(What is being asked)
Using the records below, report how many lines hold "content", with no extra text.

(Supplied material)
------------------------------

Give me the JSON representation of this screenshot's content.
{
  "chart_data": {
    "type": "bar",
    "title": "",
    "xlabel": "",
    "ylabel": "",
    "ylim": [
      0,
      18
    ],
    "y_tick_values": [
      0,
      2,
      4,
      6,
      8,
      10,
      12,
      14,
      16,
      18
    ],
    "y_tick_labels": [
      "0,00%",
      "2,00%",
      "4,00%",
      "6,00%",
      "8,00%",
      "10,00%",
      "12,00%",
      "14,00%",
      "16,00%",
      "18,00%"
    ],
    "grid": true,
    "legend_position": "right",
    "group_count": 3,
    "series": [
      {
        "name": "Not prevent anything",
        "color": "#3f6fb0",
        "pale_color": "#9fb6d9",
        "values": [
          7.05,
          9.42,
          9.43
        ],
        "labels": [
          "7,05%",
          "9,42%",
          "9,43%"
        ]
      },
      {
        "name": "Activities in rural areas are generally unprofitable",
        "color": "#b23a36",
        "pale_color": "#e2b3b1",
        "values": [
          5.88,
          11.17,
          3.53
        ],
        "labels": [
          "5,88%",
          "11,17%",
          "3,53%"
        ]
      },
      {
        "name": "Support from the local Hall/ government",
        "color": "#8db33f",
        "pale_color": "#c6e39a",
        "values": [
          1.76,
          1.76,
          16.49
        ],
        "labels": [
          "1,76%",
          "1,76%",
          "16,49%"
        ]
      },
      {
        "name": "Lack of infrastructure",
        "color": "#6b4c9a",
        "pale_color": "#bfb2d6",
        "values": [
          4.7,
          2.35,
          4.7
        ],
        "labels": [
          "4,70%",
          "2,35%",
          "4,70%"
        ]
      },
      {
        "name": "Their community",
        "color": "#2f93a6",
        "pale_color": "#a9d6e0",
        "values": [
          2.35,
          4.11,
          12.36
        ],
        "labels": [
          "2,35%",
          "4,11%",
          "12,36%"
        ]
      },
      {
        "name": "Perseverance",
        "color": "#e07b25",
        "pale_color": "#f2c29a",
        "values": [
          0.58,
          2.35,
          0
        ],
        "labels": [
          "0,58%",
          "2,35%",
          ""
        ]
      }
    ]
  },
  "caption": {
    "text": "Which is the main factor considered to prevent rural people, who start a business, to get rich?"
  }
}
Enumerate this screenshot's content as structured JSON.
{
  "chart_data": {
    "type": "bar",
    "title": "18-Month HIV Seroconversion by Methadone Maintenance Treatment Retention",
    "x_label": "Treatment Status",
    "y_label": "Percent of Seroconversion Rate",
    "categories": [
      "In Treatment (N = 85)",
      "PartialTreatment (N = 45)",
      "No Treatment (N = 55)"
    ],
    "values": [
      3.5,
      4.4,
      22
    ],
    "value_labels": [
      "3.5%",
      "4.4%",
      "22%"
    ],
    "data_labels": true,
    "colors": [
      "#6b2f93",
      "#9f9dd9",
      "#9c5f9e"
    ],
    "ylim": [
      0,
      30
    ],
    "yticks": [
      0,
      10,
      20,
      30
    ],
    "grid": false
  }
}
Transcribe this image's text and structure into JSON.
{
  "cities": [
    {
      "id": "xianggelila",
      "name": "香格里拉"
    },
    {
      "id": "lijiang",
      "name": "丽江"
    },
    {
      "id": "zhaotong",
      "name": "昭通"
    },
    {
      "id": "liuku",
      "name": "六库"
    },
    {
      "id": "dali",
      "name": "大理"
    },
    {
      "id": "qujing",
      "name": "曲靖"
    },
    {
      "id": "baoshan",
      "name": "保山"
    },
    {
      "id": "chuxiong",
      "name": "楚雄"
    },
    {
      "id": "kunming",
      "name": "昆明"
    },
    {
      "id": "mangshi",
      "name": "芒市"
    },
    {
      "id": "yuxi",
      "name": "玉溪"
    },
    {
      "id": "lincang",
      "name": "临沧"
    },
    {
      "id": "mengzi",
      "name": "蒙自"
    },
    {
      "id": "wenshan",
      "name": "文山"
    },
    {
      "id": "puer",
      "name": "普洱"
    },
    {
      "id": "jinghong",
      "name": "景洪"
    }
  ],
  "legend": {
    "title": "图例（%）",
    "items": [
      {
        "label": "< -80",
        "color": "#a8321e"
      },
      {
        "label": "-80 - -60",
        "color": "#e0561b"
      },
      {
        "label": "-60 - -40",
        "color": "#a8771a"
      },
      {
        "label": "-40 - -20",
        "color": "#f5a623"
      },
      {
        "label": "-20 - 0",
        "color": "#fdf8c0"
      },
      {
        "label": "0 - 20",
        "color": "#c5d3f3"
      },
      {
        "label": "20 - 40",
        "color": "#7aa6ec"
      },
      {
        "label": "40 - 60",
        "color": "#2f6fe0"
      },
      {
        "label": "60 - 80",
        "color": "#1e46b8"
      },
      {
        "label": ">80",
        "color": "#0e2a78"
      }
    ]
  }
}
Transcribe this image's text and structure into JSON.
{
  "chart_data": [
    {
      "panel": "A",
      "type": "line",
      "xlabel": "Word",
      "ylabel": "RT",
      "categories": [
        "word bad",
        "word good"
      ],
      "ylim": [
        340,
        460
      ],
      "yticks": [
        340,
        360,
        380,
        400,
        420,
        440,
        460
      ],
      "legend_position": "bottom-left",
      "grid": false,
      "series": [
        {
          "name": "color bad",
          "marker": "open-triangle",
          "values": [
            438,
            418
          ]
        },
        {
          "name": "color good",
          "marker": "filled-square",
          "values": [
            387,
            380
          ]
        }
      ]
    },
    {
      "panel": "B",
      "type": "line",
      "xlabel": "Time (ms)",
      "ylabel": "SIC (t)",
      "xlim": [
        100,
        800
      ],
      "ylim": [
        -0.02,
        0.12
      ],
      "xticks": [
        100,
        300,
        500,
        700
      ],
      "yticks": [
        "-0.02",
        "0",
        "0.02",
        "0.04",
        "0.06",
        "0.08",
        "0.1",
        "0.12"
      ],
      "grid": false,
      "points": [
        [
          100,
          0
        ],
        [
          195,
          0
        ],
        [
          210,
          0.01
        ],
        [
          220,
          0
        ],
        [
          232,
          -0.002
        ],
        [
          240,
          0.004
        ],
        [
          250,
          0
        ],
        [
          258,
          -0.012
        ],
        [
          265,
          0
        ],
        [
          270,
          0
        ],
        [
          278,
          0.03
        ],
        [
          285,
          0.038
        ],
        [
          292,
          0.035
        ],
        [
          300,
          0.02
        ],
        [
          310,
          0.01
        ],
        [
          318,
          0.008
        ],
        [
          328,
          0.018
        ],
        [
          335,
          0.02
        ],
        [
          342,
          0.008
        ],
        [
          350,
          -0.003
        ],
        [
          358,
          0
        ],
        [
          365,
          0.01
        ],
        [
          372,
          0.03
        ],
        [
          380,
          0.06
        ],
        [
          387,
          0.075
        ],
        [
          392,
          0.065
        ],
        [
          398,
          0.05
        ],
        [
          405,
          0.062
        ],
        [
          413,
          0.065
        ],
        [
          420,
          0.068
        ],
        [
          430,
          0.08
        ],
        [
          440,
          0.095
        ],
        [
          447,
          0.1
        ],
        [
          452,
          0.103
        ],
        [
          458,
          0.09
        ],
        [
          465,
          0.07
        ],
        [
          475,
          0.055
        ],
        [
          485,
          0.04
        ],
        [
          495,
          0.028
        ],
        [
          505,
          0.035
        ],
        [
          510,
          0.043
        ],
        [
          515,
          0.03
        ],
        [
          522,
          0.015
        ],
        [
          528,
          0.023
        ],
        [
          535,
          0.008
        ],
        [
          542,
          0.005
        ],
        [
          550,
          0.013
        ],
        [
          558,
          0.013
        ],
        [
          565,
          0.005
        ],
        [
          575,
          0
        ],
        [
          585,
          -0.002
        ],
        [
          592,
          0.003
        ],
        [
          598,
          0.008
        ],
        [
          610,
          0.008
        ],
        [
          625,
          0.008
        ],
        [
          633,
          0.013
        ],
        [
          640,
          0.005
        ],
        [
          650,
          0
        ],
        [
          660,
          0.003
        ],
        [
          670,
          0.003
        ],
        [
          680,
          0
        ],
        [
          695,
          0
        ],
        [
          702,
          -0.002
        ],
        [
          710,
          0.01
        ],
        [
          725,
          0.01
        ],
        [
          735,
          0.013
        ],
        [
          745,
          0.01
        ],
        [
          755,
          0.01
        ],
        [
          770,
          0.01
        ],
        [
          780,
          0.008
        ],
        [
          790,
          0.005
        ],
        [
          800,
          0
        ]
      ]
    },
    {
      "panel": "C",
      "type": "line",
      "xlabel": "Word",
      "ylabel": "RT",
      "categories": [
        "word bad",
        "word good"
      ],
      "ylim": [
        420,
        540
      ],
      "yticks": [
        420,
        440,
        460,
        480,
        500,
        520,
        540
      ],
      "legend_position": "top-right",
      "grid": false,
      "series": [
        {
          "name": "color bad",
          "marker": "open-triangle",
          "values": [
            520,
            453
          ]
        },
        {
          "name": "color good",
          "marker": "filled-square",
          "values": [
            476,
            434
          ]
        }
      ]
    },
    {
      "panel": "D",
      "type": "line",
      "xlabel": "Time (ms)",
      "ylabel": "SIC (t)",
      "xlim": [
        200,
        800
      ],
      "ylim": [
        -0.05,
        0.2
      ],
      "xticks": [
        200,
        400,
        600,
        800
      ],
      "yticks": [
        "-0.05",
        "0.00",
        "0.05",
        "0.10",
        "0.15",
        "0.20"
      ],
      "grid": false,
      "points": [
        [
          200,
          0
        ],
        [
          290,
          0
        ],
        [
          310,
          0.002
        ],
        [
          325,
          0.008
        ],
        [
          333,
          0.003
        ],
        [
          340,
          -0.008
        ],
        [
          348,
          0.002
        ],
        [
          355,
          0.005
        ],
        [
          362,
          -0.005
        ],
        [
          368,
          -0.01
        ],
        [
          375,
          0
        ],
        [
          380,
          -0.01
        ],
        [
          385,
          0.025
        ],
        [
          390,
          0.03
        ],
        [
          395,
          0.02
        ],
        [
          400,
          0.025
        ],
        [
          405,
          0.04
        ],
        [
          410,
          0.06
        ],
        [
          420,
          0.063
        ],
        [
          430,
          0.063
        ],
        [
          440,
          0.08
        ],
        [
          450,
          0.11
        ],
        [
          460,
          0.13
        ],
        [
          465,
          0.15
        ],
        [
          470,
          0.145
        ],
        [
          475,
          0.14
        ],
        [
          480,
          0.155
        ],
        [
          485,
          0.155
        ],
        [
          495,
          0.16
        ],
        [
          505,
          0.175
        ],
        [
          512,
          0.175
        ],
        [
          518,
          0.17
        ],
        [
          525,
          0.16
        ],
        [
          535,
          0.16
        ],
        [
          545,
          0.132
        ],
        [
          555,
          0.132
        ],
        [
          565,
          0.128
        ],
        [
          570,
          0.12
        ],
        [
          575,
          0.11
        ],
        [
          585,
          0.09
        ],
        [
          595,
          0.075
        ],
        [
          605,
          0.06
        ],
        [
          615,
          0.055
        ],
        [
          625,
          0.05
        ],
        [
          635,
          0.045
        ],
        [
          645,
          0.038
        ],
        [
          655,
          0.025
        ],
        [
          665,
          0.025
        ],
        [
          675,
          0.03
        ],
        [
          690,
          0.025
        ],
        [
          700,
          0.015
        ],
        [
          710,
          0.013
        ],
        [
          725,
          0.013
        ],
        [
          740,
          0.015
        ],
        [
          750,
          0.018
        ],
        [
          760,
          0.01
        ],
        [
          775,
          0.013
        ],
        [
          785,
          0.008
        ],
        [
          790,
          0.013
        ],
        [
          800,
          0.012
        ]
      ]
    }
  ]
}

------------------------------

(Solution for this task)
2